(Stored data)
-*-
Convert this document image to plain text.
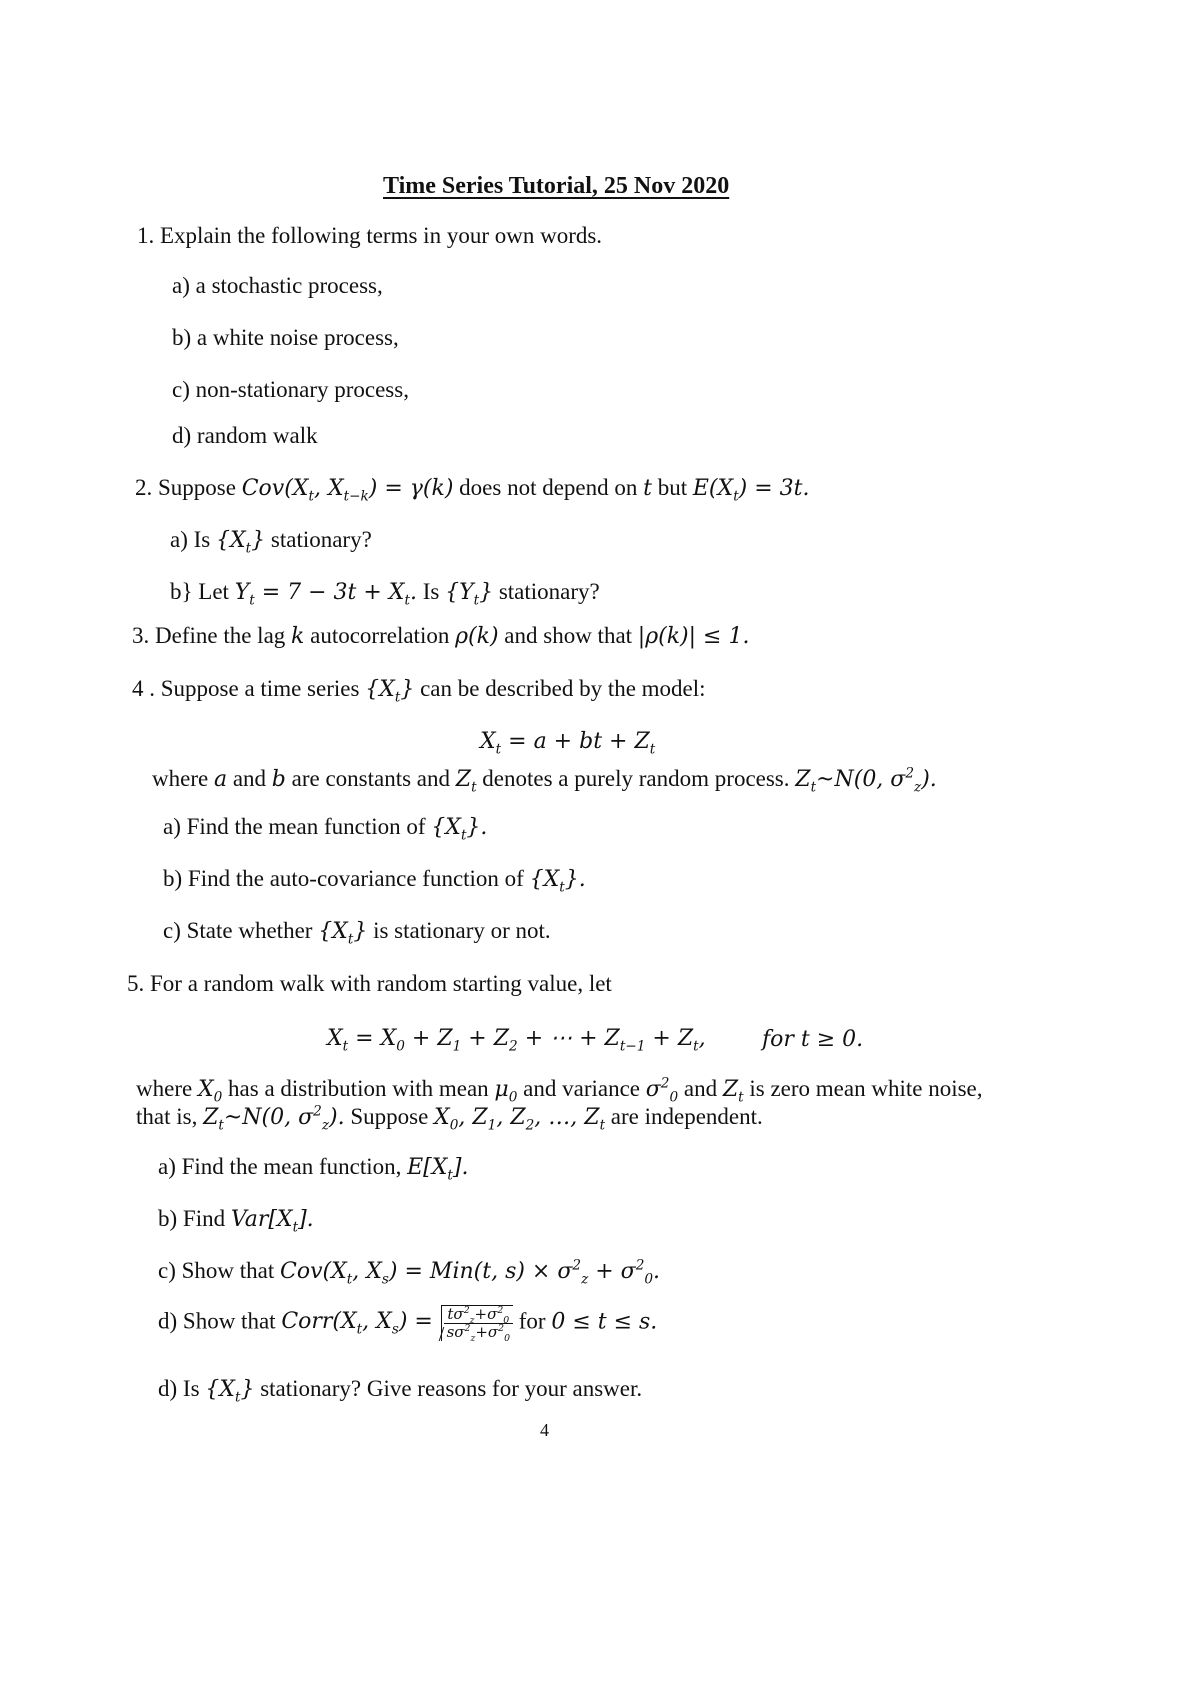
Time Series Tutorial, 25 Nov 2020
1. Explain the following terms in your own words.
a) a stochastic process,
b) a white noise process,
c) non-stationary process,
d) random walk
2. Suppose $Cov(X_t$, $X_{t-k}) = \gamma(k)$ does not depend on t but $E(X_t) = 3t$.
a) Is $\{X_t\}$ stationary?
b} Let $Y_t = 7 - 3t + X_t$. Is $\{Y_t\}$ stationary?
3. Define the lag k autocorrelation ρ(k) and show that |ρ(k)| ≤ 1.
4 . Suppose a time series $\{X_t\}$ can be described by the model:
$X_t = a$ + bt + $Z_t$
where a and b are constants and $Z_t$ denotes a purely random process. $Z_t\sim N(0$, $\sigma^2_z$).
a) Find the mean function of $\{X_t\}$.
b) Find the auto-covariance function of $\{X_t\}$.
c) State whether $\{X_t\}$ is stationary or not.
5. For a random walk with random starting value, let
$X_t = X_0 + Z_1 + Z_2$ + ⋯ + $Z_{t-1} + Z_t$,	for t ≥ 0.
where $X_0$ has a distribution with mean $\mu_0$ and variance $\sigma^2_0$ and $Z_t$ is zero mean white noise,
that is, $Z_t\sim N(0$, $\sigma^2_z$). Suppose $X_0$, $Z_1$, $Z_2$, …, $Z_t$ are independent.
a) Find the mean function, $E[X_t]$.
b) Find $Var[X_t]$.
c) Show that $Cov(X_t$, $X_s) = Min(t$, $s) \times \sigma^2_z + \sigma^2_0$.
d) Show that $Corr(X_t$, $X_s) = \frac{t\sigma^2_z+\sigma^2_0}{s\sigma^2_z+\sigma^2_0}$ for 0 ≤ t ≤ s.
d) Is $\{X_t\}$ stationary? Give reasons for your answer.
4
-*-
◆ **PROBLEM**
Retype each record exactly as it stands, but do not include the pictures.

◆ **EXPECTED OUTPUT**
Convert this document image to plain text.
Time Series Tutorial, 25 Nov 2020
1. Explain the following terms in your own words.
a) a stochastic process,
b) a white noise process,
c) non-stationary process,
d) random walk
2. Suppose $Cov(X_t$, $X_{t-k}) = \gamma(k)$ does not depend on t but $E(X_t) = 3t$.
a) Is $\{X_t\}$ stationary?
b} Let $Y_t = 7 - 3t + X_t$. Is $\{Y_t\}$ stationary?
3. Define the lag k autocorrelation ρ(k) and show that |ρ(k)| ≤ 1.
4 . Suppose a time series $\{X_t\}$ can be described by the model:
$X_t = a$ + bt + $Z_t$
where a and b are constants and $Z_t$ denotes a purely random process. $Z_t\sim N(0$, $\sigma^2_z$).
a) Find the mean function of $\{X_t\}$.
b) Find the auto-covariance function of $\{X_t\}$.
c) State whether $\{X_t\}$ is stationary or not.
5. For a random walk with random starting value, let
$X_t = X_0 + Z_1 + Z_2$ + ⋯ + $Z_{t-1} + Z_t$,	for t ≥ 0.
where $X_0$ has a distribution with mean $\mu_0$ and variance $\sigma^2_0$ and $Z_t$ is zero mean white noise,
that is, $Z_t\sim N(0$, $\sigma^2_z$). Suppose $X_0$, $Z_1$, $Z_2$, …, $Z_t$ are independent.
a) Find the mean function, $E[X_t]$.
b) Find $Var[X_t]$.
c) Show that $Cov(X_t$, $X_s) = Min(t$, $s) \times \sigma^2_z + \sigma^2_0$.
d) Show that $Corr(X_t$, $X_s) = \frac{t\sigma^2_z+\sigma^2_0}{s\sigma^2_z+\sigma^2_0}$ for 0 ≤ t ≤ s.
d) Is $\{X_t\}$ stationary? Give reasons for your answer.
4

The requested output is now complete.